**EXTRACTED ENTRIES:**
☆ ☆ ☆
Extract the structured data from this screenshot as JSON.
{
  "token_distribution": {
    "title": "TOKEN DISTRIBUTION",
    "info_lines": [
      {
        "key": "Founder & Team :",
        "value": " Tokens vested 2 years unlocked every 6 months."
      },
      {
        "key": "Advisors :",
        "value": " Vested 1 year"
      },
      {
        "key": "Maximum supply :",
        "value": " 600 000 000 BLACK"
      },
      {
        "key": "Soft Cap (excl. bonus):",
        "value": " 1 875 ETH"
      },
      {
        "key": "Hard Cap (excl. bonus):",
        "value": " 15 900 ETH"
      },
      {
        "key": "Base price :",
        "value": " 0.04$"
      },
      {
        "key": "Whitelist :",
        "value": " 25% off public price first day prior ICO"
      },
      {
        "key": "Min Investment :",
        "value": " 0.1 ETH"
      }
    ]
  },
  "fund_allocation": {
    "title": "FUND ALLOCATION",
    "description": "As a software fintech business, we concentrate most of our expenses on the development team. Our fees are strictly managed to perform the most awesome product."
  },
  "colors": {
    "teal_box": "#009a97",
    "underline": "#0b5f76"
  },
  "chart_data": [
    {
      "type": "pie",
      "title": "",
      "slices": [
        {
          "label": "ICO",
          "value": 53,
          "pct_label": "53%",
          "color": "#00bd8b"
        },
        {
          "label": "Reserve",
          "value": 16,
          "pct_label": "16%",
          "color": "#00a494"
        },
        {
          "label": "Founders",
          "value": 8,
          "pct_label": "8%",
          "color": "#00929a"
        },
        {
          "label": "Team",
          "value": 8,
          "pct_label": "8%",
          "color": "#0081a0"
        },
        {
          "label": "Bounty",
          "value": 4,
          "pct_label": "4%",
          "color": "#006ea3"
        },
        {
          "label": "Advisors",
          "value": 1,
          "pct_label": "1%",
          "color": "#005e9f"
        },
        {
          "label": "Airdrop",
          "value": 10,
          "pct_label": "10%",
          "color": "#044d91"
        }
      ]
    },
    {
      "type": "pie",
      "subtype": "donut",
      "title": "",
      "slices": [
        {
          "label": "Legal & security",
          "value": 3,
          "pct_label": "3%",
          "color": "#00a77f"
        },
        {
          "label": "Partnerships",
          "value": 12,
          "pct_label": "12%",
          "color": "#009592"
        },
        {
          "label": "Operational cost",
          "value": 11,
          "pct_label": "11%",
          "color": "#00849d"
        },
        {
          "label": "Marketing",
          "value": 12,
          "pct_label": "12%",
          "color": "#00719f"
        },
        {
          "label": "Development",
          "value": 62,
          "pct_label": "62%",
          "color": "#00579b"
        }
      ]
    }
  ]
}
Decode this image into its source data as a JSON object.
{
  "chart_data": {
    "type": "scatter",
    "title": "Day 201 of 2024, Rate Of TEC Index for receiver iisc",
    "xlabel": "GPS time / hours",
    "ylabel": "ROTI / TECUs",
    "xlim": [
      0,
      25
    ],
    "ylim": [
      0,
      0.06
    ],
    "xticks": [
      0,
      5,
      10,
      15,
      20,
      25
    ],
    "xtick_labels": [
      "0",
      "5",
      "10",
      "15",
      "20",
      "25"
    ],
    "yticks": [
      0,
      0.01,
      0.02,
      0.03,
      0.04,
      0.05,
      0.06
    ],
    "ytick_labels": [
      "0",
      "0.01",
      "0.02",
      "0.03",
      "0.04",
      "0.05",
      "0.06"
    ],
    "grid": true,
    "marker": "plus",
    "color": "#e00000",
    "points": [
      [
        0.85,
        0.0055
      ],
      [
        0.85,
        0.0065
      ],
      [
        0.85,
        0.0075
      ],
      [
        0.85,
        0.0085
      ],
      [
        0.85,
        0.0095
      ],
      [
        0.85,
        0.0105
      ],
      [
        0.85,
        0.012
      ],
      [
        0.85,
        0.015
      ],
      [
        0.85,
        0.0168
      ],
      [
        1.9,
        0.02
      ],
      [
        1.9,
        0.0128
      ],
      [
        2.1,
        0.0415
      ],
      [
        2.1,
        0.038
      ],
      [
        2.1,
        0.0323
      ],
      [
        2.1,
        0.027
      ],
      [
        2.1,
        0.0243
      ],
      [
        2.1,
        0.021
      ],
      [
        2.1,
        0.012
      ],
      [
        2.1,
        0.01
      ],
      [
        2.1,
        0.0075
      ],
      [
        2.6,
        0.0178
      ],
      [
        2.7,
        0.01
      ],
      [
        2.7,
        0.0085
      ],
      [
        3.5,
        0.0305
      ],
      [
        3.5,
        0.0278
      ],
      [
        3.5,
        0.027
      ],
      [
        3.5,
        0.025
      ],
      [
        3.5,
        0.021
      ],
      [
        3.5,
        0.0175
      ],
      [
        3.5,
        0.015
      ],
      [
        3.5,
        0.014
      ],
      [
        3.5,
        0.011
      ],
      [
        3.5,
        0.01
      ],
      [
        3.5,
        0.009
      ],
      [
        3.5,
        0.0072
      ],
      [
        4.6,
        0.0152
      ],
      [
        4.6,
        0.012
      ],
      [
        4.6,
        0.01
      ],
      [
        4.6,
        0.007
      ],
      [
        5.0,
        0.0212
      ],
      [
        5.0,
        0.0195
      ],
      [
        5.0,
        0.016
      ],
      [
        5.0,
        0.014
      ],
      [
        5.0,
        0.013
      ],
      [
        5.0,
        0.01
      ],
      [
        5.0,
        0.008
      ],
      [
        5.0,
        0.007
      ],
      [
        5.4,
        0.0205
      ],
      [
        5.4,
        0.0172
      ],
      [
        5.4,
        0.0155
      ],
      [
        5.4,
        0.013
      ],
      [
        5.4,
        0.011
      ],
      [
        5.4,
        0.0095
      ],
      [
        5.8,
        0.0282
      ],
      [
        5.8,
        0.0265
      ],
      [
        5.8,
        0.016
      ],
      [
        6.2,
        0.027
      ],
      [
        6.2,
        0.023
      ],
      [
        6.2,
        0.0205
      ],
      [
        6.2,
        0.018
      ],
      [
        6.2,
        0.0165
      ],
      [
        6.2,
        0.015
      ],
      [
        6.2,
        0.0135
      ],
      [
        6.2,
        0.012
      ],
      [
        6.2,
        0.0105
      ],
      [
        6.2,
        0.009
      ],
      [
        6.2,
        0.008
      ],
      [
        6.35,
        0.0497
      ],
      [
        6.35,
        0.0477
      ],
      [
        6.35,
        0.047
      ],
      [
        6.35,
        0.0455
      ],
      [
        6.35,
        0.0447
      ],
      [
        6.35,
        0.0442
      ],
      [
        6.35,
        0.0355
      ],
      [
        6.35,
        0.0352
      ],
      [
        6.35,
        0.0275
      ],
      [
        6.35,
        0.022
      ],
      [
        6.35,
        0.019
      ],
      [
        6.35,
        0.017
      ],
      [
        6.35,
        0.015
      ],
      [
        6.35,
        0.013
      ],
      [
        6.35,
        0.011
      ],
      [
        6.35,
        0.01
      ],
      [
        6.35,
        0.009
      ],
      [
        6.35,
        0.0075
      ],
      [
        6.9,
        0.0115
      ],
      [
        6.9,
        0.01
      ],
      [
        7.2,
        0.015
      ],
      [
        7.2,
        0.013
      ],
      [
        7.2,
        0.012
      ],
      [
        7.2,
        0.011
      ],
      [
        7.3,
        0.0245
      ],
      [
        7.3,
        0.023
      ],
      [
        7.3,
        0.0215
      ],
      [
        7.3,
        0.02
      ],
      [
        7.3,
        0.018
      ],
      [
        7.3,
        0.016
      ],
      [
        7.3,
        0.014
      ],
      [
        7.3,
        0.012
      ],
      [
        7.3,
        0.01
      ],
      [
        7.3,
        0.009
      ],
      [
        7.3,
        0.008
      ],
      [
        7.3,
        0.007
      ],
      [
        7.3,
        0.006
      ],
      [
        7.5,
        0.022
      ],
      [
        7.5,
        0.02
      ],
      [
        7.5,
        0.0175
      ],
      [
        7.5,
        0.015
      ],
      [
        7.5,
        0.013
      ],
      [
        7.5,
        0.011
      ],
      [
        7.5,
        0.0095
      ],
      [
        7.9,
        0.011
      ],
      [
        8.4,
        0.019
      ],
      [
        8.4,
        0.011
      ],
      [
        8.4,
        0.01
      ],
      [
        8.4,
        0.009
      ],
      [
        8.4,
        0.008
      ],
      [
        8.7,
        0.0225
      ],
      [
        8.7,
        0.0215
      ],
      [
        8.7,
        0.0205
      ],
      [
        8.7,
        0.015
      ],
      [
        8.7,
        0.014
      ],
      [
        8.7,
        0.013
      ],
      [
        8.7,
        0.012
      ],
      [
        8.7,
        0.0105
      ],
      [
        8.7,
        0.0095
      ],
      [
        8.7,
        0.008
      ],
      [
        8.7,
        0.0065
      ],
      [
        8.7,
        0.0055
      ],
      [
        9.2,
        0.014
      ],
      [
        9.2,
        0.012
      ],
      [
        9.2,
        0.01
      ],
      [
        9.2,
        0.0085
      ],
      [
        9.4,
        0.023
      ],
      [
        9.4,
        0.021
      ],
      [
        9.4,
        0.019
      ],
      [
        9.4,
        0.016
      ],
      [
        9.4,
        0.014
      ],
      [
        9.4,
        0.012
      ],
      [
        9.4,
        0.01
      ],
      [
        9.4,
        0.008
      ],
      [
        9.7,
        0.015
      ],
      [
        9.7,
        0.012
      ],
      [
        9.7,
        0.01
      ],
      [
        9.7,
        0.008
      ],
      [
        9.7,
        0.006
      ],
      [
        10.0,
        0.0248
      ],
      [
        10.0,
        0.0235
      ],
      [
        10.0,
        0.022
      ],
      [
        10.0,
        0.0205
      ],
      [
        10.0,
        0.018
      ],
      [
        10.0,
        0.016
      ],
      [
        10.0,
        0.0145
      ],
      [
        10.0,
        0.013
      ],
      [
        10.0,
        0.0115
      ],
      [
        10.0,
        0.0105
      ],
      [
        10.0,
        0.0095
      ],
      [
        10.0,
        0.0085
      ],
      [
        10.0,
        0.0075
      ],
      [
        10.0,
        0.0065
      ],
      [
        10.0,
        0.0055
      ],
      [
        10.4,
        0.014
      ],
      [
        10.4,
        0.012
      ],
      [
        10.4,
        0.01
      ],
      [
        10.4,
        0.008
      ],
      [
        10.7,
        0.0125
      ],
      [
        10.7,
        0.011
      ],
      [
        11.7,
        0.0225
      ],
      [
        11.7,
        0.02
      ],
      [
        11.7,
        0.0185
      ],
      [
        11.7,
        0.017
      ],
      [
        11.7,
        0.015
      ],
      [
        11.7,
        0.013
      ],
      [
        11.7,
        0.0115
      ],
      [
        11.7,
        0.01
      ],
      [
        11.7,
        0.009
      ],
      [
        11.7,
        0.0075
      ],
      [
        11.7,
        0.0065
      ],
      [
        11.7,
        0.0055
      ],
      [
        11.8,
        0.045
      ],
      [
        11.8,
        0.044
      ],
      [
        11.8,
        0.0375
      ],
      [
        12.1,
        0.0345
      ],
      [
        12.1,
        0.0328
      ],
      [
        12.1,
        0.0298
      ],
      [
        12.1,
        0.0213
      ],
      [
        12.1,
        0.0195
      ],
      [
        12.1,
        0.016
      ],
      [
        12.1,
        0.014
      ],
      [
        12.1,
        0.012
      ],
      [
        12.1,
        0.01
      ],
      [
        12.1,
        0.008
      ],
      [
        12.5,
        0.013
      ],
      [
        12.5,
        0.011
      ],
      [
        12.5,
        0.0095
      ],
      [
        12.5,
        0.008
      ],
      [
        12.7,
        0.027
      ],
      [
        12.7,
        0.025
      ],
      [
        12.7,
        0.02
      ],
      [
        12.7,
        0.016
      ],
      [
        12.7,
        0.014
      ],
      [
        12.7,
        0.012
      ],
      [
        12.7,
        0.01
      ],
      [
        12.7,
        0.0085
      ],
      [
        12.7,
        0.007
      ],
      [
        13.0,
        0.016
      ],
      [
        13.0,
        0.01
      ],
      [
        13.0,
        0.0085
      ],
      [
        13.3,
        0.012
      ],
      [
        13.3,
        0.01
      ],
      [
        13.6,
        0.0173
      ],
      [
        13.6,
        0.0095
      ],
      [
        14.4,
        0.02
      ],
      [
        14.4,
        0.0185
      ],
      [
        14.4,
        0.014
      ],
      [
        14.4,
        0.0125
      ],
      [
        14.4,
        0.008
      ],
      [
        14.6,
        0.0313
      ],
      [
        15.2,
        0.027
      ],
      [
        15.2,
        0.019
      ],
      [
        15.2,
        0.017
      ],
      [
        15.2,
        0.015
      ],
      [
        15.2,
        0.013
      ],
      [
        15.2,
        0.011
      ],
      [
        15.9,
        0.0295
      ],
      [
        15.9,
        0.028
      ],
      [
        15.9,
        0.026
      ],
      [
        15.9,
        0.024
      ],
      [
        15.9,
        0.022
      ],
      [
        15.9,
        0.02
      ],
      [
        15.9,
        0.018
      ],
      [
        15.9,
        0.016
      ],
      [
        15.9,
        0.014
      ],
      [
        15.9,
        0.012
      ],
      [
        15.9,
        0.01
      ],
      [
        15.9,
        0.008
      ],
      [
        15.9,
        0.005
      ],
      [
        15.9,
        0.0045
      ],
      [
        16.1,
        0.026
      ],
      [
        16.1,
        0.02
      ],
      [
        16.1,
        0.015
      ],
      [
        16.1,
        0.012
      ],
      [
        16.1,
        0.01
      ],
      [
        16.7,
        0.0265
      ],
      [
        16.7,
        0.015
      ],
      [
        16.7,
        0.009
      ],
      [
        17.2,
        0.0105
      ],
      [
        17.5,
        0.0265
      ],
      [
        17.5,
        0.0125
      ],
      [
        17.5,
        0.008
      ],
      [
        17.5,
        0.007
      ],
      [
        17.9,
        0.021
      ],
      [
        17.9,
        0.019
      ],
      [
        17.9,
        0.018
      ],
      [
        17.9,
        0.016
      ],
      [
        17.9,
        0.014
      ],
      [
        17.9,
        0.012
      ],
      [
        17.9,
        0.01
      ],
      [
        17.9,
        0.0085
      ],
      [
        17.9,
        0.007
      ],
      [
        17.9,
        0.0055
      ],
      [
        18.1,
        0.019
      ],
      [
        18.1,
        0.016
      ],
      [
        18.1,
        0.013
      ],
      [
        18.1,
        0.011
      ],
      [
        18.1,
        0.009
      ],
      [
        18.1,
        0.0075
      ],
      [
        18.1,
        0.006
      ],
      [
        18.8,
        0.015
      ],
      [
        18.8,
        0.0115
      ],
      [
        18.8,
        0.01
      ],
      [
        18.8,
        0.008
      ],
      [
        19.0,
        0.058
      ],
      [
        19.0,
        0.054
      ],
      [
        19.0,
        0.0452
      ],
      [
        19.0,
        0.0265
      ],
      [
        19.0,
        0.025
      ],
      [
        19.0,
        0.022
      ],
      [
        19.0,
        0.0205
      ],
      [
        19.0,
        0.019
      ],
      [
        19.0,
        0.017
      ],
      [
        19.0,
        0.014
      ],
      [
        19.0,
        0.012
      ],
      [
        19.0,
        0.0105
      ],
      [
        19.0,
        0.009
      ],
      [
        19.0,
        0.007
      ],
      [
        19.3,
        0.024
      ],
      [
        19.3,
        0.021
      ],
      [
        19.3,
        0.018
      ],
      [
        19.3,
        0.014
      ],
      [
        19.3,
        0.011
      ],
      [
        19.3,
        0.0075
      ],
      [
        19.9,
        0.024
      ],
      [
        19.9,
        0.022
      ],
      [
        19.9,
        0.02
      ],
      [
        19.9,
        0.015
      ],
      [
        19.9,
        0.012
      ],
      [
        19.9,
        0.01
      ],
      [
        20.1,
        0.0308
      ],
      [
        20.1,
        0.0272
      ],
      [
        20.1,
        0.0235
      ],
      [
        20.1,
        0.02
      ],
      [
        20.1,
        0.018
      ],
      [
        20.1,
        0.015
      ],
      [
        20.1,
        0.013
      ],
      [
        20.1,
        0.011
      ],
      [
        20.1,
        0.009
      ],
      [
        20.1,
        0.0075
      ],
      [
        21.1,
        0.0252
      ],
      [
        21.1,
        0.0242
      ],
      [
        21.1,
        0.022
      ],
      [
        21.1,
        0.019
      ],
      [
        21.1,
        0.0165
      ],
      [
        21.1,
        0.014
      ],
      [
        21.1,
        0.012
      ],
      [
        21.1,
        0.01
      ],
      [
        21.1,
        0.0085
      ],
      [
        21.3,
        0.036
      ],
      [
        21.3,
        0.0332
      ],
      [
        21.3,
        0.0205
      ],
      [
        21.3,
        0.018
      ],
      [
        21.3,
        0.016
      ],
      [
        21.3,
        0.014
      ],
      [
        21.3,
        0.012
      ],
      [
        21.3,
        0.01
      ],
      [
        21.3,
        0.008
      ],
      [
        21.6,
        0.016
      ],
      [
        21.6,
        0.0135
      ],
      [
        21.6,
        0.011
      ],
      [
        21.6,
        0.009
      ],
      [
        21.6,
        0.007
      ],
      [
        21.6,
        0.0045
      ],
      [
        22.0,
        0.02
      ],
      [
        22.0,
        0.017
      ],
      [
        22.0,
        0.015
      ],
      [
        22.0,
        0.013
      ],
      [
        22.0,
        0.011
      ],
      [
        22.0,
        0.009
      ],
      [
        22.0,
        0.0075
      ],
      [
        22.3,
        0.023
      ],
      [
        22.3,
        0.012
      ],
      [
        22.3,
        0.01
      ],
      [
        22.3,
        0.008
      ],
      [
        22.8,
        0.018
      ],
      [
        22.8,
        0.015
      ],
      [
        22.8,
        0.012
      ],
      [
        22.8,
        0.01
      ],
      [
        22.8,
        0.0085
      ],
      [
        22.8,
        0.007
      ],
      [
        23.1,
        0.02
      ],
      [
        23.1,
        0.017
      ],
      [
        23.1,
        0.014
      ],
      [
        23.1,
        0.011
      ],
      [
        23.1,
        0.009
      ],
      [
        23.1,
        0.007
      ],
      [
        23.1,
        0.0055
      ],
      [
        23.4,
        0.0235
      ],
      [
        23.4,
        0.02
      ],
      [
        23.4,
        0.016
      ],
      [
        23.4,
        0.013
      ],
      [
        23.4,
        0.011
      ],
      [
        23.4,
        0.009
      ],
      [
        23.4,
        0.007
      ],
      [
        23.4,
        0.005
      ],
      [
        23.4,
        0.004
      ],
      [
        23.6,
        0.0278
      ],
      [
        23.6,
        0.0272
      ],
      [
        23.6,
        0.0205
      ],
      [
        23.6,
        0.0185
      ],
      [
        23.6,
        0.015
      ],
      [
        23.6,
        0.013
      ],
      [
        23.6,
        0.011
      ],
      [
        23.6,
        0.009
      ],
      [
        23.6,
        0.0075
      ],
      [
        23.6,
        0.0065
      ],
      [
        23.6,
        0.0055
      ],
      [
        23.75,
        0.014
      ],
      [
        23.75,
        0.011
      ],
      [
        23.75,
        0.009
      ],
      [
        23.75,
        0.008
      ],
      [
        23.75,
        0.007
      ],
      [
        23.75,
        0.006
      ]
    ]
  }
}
☆ ☆ ☆
**WHAT YOU HAVE TO DO:** Copy every line of the data that holds the string "JSON".

**SOLUTION TO THIS PROBLEM:**
Extract the structured data from this screenshot as JSON.
Decode this image into its source data as a JSON object.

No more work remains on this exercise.